Objective:
Reply with nothing except the number of lines that contain the word "structured".

Rows:
○ ○ ○

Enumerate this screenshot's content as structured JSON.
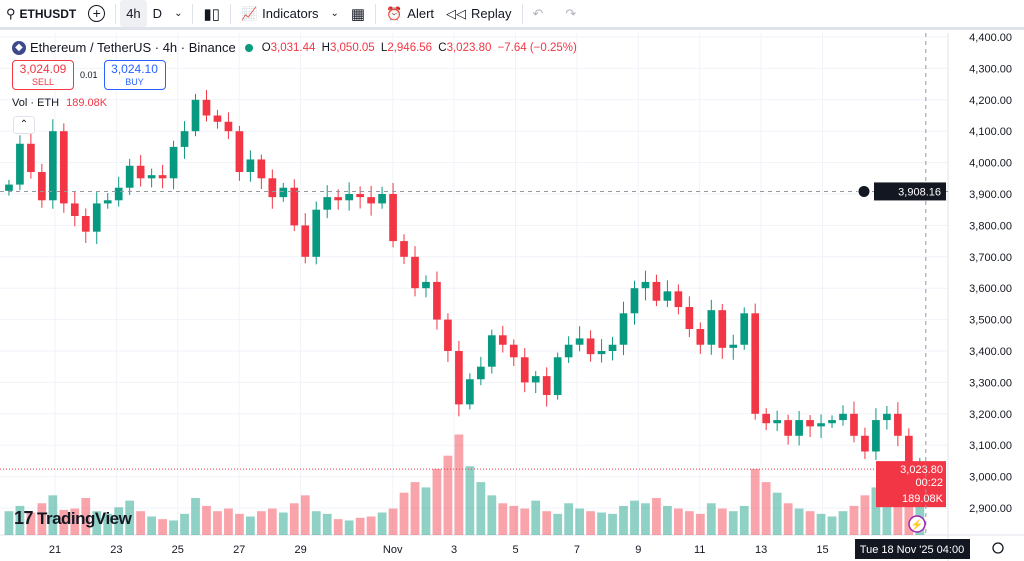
{
  "toolbar": {
    "symbol": "ETHUSDT",
    "tf_4h": "4h",
    "tf_d": "D",
    "indicators": "Indicators",
    "alert": "Alert",
    "replay": "Replay"
  },
  "legend": {
    "title": "Ethereum / TetherUS · 4h · Binance",
    "o_label": "O",
    "o": "3,031.44",
    "h_label": "H",
    "h": "3,050.05",
    "l_label": "L",
    "l": "2,946.56",
    "c_label": "C",
    "c": "3,023.80",
    "change": "−7.64 (−0.25%)"
  },
  "trade": {
    "sell_price": "3,024.09",
    "sell_label": "SELL",
    "spread": "0.01",
    "buy_price": "3,024.10",
    "buy_label": "BUY"
  },
  "volume_legend": {
    "label": "Vol · ETH",
    "value": "189.08K"
  },
  "logo": "TradingView",
  "crosshair": {
    "price_label": "3,908.16",
    "time_label": "Tue 18 Nov '25   04:00"
  },
  "last_price": {
    "price": "3,023.80",
    "countdown": "00:22",
    "volume": "189.08K"
  },
  "colors": {
    "up": "#089981",
    "down": "#f23645"
  },
  "chart_data": {
    "type": "candlestick",
    "title": "Ethereum / TetherUS · 4h · Binance",
    "ylim": [
      2850,
      4420
    ],
    "y_ticks": [
      "4,400.00",
      "4,300.00",
      "4,200.00",
      "4,100.00",
      "4,000.00",
      "3,900.00",
      "3,800.00",
      "3,700.00",
      "3,600.00",
      "3,500.00",
      "3,400.00",
      "3,300.00",
      "3,200.00",
      "3,100.00",
      "3,000.00",
      "2,900.00"
    ],
    "y_tick_values": [
      4400,
      4300,
      4200,
      4100,
      4000,
      3900,
      3800,
      3700,
      3600,
      3500,
      3400,
      3300,
      3200,
      3100,
      3000,
      2900
    ],
    "x_ticks": [
      "21",
      "23",
      "25",
      "27",
      "29",
      "Nov",
      "3",
      "5",
      "7",
      "9",
      "11",
      "13",
      "15"
    ],
    "x_tick_days": [
      21,
      23,
      25,
      27,
      29,
      32,
      34,
      36,
      38,
      40,
      42,
      44,
      46
    ],
    "first_day": 19.5,
    "last_day": 49.17,
    "closes": [
      3930,
      4060,
      3970,
      3880,
      4100,
      3870,
      3830,
      3780,
      3870,
      3880,
      3920,
      3990,
      3950,
      3960,
      3950,
      4050,
      4100,
      4200,
      4150,
      4130,
      4100,
      3970,
      4010,
      3950,
      3890,
      3920,
      3800,
      3700,
      3850,
      3890,
      3880,
      3900,
      3890,
      3870,
      3900,
      3750,
      3700,
      3600,
      3620,
      3500,
      3400,
      3230,
      3310,
      3350,
      3450,
      3420,
      3380,
      3300,
      3320,
      3260,
      3380,
      3420,
      3440,
      3390,
      3400,
      3420,
      3520,
      3600,
      3620,
      3560,
      3590,
      3540,
      3470,
      3420,
      3530,
      3410,
      3420,
      3520,
      3200,
      3170,
      3180,
      3130,
      3180,
      3160,
      3170,
      3180,
      3200,
      3130,
      3080,
      3180,
      3200,
      3130,
      3000,
      3023.8
    ],
    "volumes_k": [
      90,
      110,
      85,
      120,
      150,
      95,
      100,
      140,
      90,
      80,
      105,
      130,
      90,
      70,
      60,
      55,
      80,
      140,
      110,
      90,
      100,
      80,
      70,
      90,
      100,
      85,
      120,
      150,
      90,
      80,
      60,
      55,
      65,
      70,
      85,
      100,
      160,
      200,
      180,
      250,
      300,
      380,
      260,
      200,
      150,
      120,
      110,
      100,
      130,
      90,
      80,
      120,
      100,
      90,
      85,
      80,
      110,
      130,
      120,
      140,
      110,
      100,
      90,
      80,
      120,
      100,
      90,
      110,
      250,
      200,
      160,
      120,
      100,
      90,
      80,
      70,
      90,
      110,
      150,
      180,
      170,
      160,
      150,
      189.08
    ]
  }
}
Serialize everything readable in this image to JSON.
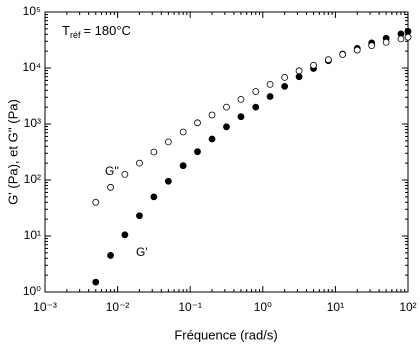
{
  "chart_data": {
    "type": "scatter",
    "x_label": "Fréquence (rad/s)",
    "y_label": "G' (Pa), et G'' (Pa)",
    "annotation": {
      "text": "T",
      "subscript": "réf",
      "rest": "= 180°C"
    },
    "log_x": true,
    "log_y": true,
    "xlim": [
      0.001,
      100
    ],
    "ylim": [
      1,
      100000
    ],
    "xticks": [
      {
        "value": 0.001,
        "label": "10⁻³"
      },
      {
        "value": 0.01,
        "label": "10⁻²"
      },
      {
        "value": 0.1,
        "label": "10⁻¹"
      },
      {
        "value": 1,
        "label": "10⁰"
      },
      {
        "value": 10,
        "label": "10¹"
      },
      {
        "value": 100,
        "label": "10²"
      }
    ],
    "yticks": [
      {
        "value": 1,
        "label": "10⁰"
      },
      {
        "value": 10,
        "label": "10¹"
      },
      {
        "value": 100,
        "label": "10²"
      },
      {
        "value": 1000,
        "label": "10³"
      },
      {
        "value": 10000,
        "label": "10⁴"
      },
      {
        "value": 100000,
        "label": "10⁵"
      }
    ],
    "series": [
      {
        "name": "G'",
        "color": "#000000",
        "filled": true,
        "x": [
          0.005,
          0.008,
          0.0126,
          0.02,
          0.0316,
          0.05,
          0.08,
          0.126,
          0.2,
          0.316,
          0.5,
          0.8,
          1.26,
          2,
          3.16,
          5,
          8,
          12.6,
          20,
          31.6,
          50,
          80,
          100
        ],
        "values": [
          1.5,
          4.5,
          10.5,
          23,
          50,
          95,
          180,
          320,
          540,
          890,
          1350,
          2000,
          3100,
          4700,
          7000,
          9800,
          13500,
          17800,
          22400,
          28000,
          34000,
          40700,
          45000
        ]
      },
      {
        "name": "G''",
        "color": "#000000",
        "filled": false,
        "x": [
          0.005,
          0.008,
          0.0126,
          0.02,
          0.0316,
          0.05,
          0.08,
          0.126,
          0.2,
          0.316,
          0.5,
          0.8,
          1.26,
          2,
          3.16,
          5,
          8,
          12.6,
          20,
          31.6,
          50,
          80,
          100
        ],
        "values": [
          40,
          74,
          126,
          200,
          316,
          480,
          720,
          1050,
          1450,
          2000,
          2750,
          3800,
          5100,
          6800,
          8900,
          11200,
          14100,
          17400,
          20900,
          25100,
          28800,
          33100,
          35500
        ]
      }
    ]
  }
}
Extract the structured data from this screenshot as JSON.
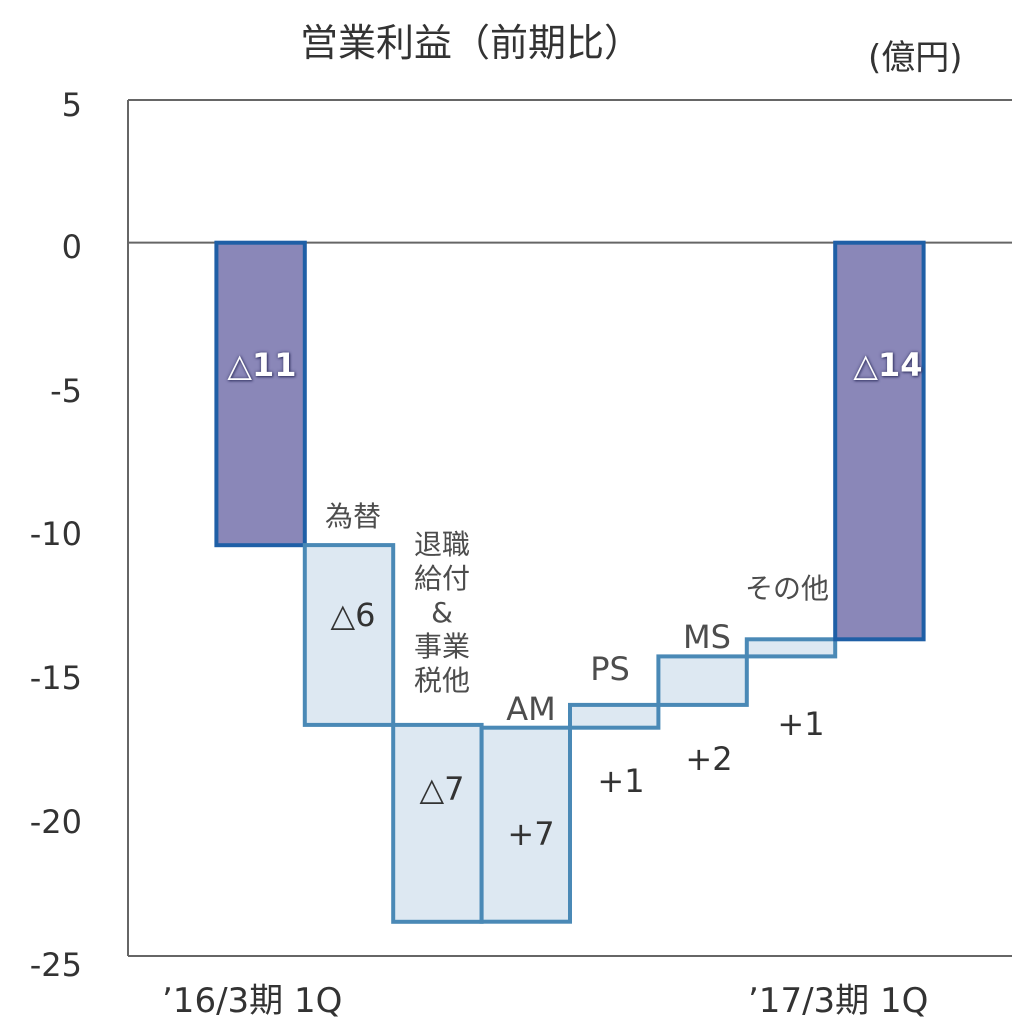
{
  "chart_data": {
    "type": "waterfall",
    "title": "営業利益（前期比）",
    "unit": "(億円)",
    "ylim": [
      -25,
      5
    ],
    "yticks": [
      "5",
      "0",
      "-5",
      "-10",
      "-15",
      "-20",
      "-25"
    ],
    "x_tick_labels": [
      "’16/3期 1Q",
      "’17/3期 1Q"
    ],
    "bars": [
      {
        "kind": "total",
        "label": "",
        "start": 0,
        "end": -10.6,
        "value_label": "△11"
      },
      {
        "kind": "delta",
        "label": "為替",
        "start": -10.6,
        "end": -16.9,
        "value_label": "△6"
      },
      {
        "kind": "delta",
        "label": "退職\n給付\n&\n事業\n税他",
        "start": -16.9,
        "end": -23.8,
        "value_label": "△7"
      },
      {
        "kind": "delta",
        "label": "AM",
        "start": -23.8,
        "end": -17.0,
        "value_label": "+7"
      },
      {
        "kind": "delta",
        "label": "PS",
        "start": -17.0,
        "end": -16.2,
        "value_label": "+1"
      },
      {
        "kind": "delta",
        "label": "MS",
        "start": -16.2,
        "end": -14.5,
        "value_label": "+2"
      },
      {
        "kind": "delta",
        "label": "その他",
        "start": -14.5,
        "end": -13.9,
        "value_label": "+1"
      },
      {
        "kind": "total",
        "label": "",
        "start": 0,
        "end": -13.9,
        "value_label": "△14"
      }
    ],
    "colors": {
      "total_fill": "#8a87b8",
      "total_edge": "#1f5fa6",
      "delta_fill": "#dde8f2",
      "delta_edge": "#4a89b6",
      "axis": "#666666"
    }
  }
}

○ ○ ○

Result of the exercise:
2